Work required | Look through the data below. Collect every line where the word "screenshot" occurs.

━━━━━ Input data ━━━━━

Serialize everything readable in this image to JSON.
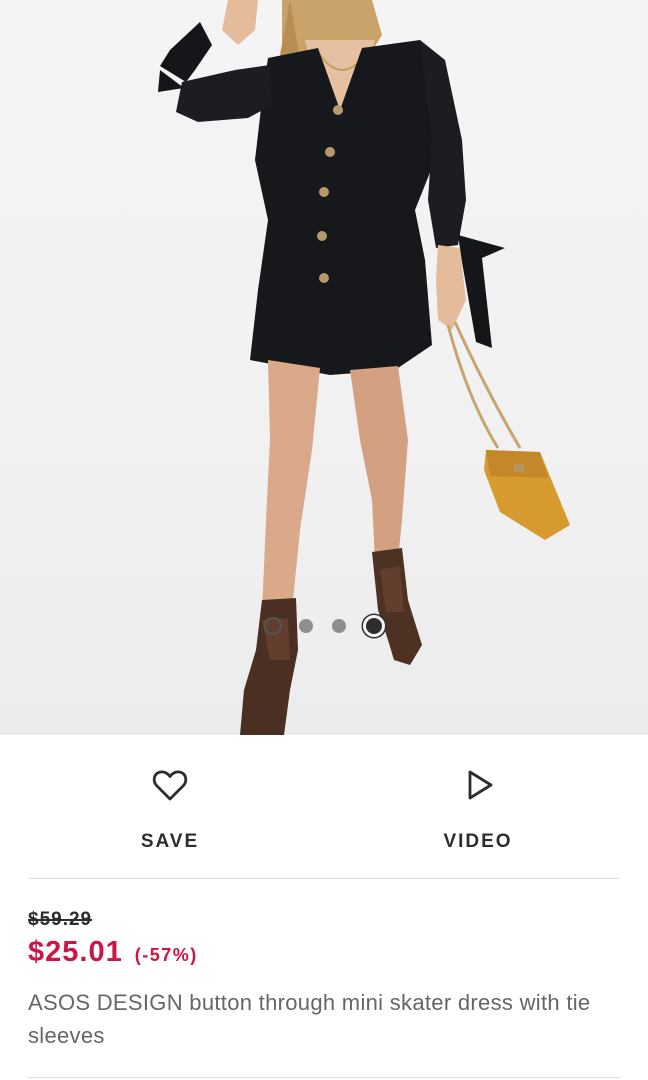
{
  "gallery": {
    "slides": [
      "slide-1",
      "slide-2",
      "slide-3",
      "slide-4"
    ],
    "active_index": 4
  },
  "actions": {
    "save_label": "SAVE",
    "save_icon": "heart-outline-icon",
    "video_label": "VIDEO",
    "video_icon": "play-outline-icon"
  },
  "product": {
    "old_price": "$59.29",
    "price": "$25.01",
    "discount": "(-57%)",
    "title": "ASOS DESIGN button through mini skater dress with tie sleeves"
  },
  "colors": {
    "sale_red": "#d01345",
    "text_dark": "#2d2d2d",
    "text_muted": "#666666",
    "divider": "#dcdcdc"
  }
}
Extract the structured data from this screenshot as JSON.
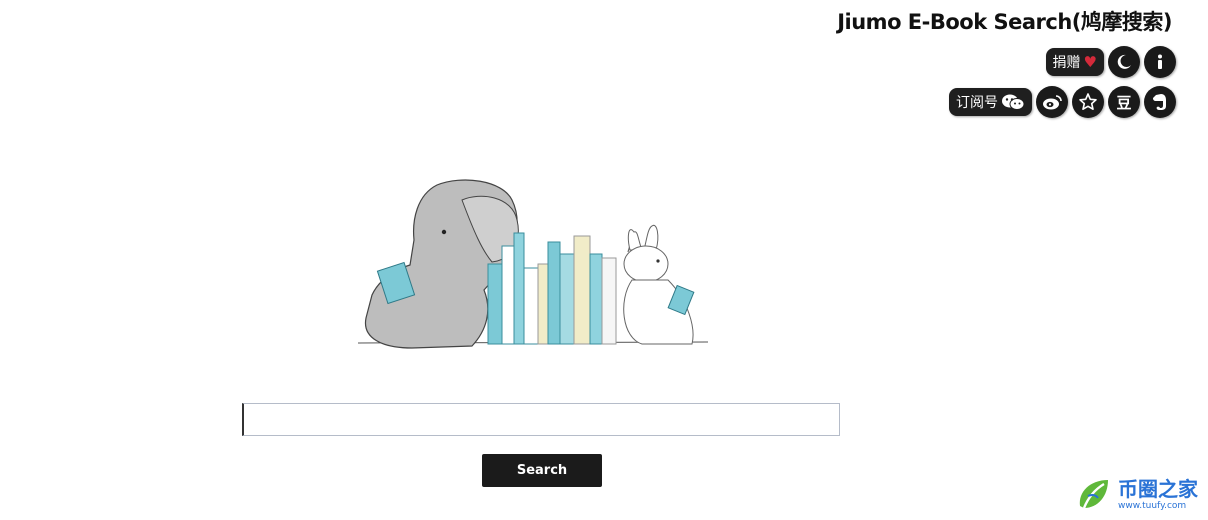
{
  "header": {
    "title": "Jiumo E-Book Search(鸠摩搜索)"
  },
  "toolbar": {
    "donate_label": "捐赠",
    "donate_heart": "♥",
    "subscribe_label": "订阅号",
    "douban_label": "豆",
    "icons": [
      "heart-icon",
      "moon-icon",
      "info-icon",
      "wechat-icon",
      "weibo-icon",
      "star-icon",
      "douban-icon",
      "evernote-icon"
    ]
  },
  "search": {
    "input_value": "",
    "placeholder": "",
    "button_label": "Search"
  },
  "watermark": {
    "name": "币圈之家",
    "url": "www.tuufy.com"
  },
  "colors": {
    "icon_bg": "#1a1a1a",
    "heart": "#d42a3a",
    "book_teal": "#7cc9d6",
    "book_cream": "#f1ecc8",
    "watermark_blue": "#2a73d6",
    "watermark_green": "#5fb83a"
  }
}
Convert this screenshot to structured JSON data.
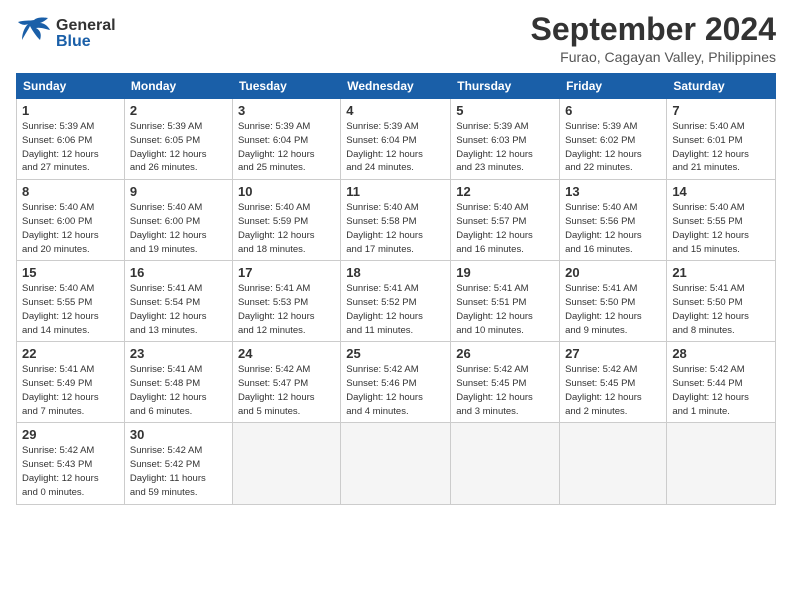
{
  "header": {
    "logo_general": "General",
    "logo_blue": "Blue",
    "title": "September 2024",
    "subtitle": "Furao, Cagayan Valley, Philippines"
  },
  "calendar": {
    "columns": [
      "Sunday",
      "Monday",
      "Tuesday",
      "Wednesday",
      "Thursday",
      "Friday",
      "Saturday"
    ],
    "rows": [
      [
        {
          "day": "1",
          "info": "Sunrise: 5:39 AM\nSunset: 6:06 PM\nDaylight: 12 hours\nand 27 minutes."
        },
        {
          "day": "2",
          "info": "Sunrise: 5:39 AM\nSunset: 6:05 PM\nDaylight: 12 hours\nand 26 minutes."
        },
        {
          "day": "3",
          "info": "Sunrise: 5:39 AM\nSunset: 6:04 PM\nDaylight: 12 hours\nand 25 minutes."
        },
        {
          "day": "4",
          "info": "Sunrise: 5:39 AM\nSunset: 6:04 PM\nDaylight: 12 hours\nand 24 minutes."
        },
        {
          "day": "5",
          "info": "Sunrise: 5:39 AM\nSunset: 6:03 PM\nDaylight: 12 hours\nand 23 minutes."
        },
        {
          "day": "6",
          "info": "Sunrise: 5:39 AM\nSunset: 6:02 PM\nDaylight: 12 hours\nand 22 minutes."
        },
        {
          "day": "7",
          "info": "Sunrise: 5:40 AM\nSunset: 6:01 PM\nDaylight: 12 hours\nand 21 minutes."
        }
      ],
      [
        {
          "day": "8",
          "info": "Sunrise: 5:40 AM\nSunset: 6:00 PM\nDaylight: 12 hours\nand 20 minutes."
        },
        {
          "day": "9",
          "info": "Sunrise: 5:40 AM\nSunset: 6:00 PM\nDaylight: 12 hours\nand 19 minutes."
        },
        {
          "day": "10",
          "info": "Sunrise: 5:40 AM\nSunset: 5:59 PM\nDaylight: 12 hours\nand 18 minutes."
        },
        {
          "day": "11",
          "info": "Sunrise: 5:40 AM\nSunset: 5:58 PM\nDaylight: 12 hours\nand 17 minutes."
        },
        {
          "day": "12",
          "info": "Sunrise: 5:40 AM\nSunset: 5:57 PM\nDaylight: 12 hours\nand 16 minutes."
        },
        {
          "day": "13",
          "info": "Sunrise: 5:40 AM\nSunset: 5:56 PM\nDaylight: 12 hours\nand 16 minutes."
        },
        {
          "day": "14",
          "info": "Sunrise: 5:40 AM\nSunset: 5:55 PM\nDaylight: 12 hours\nand 15 minutes."
        }
      ],
      [
        {
          "day": "15",
          "info": "Sunrise: 5:40 AM\nSunset: 5:55 PM\nDaylight: 12 hours\nand 14 minutes."
        },
        {
          "day": "16",
          "info": "Sunrise: 5:41 AM\nSunset: 5:54 PM\nDaylight: 12 hours\nand 13 minutes."
        },
        {
          "day": "17",
          "info": "Sunrise: 5:41 AM\nSunset: 5:53 PM\nDaylight: 12 hours\nand 12 minutes."
        },
        {
          "day": "18",
          "info": "Sunrise: 5:41 AM\nSunset: 5:52 PM\nDaylight: 12 hours\nand 11 minutes."
        },
        {
          "day": "19",
          "info": "Sunrise: 5:41 AM\nSunset: 5:51 PM\nDaylight: 12 hours\nand 10 minutes."
        },
        {
          "day": "20",
          "info": "Sunrise: 5:41 AM\nSunset: 5:50 PM\nDaylight: 12 hours\nand 9 minutes."
        },
        {
          "day": "21",
          "info": "Sunrise: 5:41 AM\nSunset: 5:50 PM\nDaylight: 12 hours\nand 8 minutes."
        }
      ],
      [
        {
          "day": "22",
          "info": "Sunrise: 5:41 AM\nSunset: 5:49 PM\nDaylight: 12 hours\nand 7 minutes."
        },
        {
          "day": "23",
          "info": "Sunrise: 5:41 AM\nSunset: 5:48 PM\nDaylight: 12 hours\nand 6 minutes."
        },
        {
          "day": "24",
          "info": "Sunrise: 5:42 AM\nSunset: 5:47 PM\nDaylight: 12 hours\nand 5 minutes."
        },
        {
          "day": "25",
          "info": "Sunrise: 5:42 AM\nSunset: 5:46 PM\nDaylight: 12 hours\nand 4 minutes."
        },
        {
          "day": "26",
          "info": "Sunrise: 5:42 AM\nSunset: 5:45 PM\nDaylight: 12 hours\nand 3 minutes."
        },
        {
          "day": "27",
          "info": "Sunrise: 5:42 AM\nSunset: 5:45 PM\nDaylight: 12 hours\nand 2 minutes."
        },
        {
          "day": "28",
          "info": "Sunrise: 5:42 AM\nSunset: 5:44 PM\nDaylight: 12 hours\nand 1 minute."
        }
      ],
      [
        {
          "day": "29",
          "info": "Sunrise: 5:42 AM\nSunset: 5:43 PM\nDaylight: 12 hours\nand 0 minutes."
        },
        {
          "day": "30",
          "info": "Sunrise: 5:42 AM\nSunset: 5:42 PM\nDaylight: 11 hours\nand 59 minutes."
        },
        {
          "day": "",
          "info": ""
        },
        {
          "day": "",
          "info": ""
        },
        {
          "day": "",
          "info": ""
        },
        {
          "day": "",
          "info": ""
        },
        {
          "day": "",
          "info": ""
        }
      ]
    ]
  }
}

━━━━━

Expected answer |
Extract the structured data from this screenshot as JSON.
Convert this screenshot to structured JSON data.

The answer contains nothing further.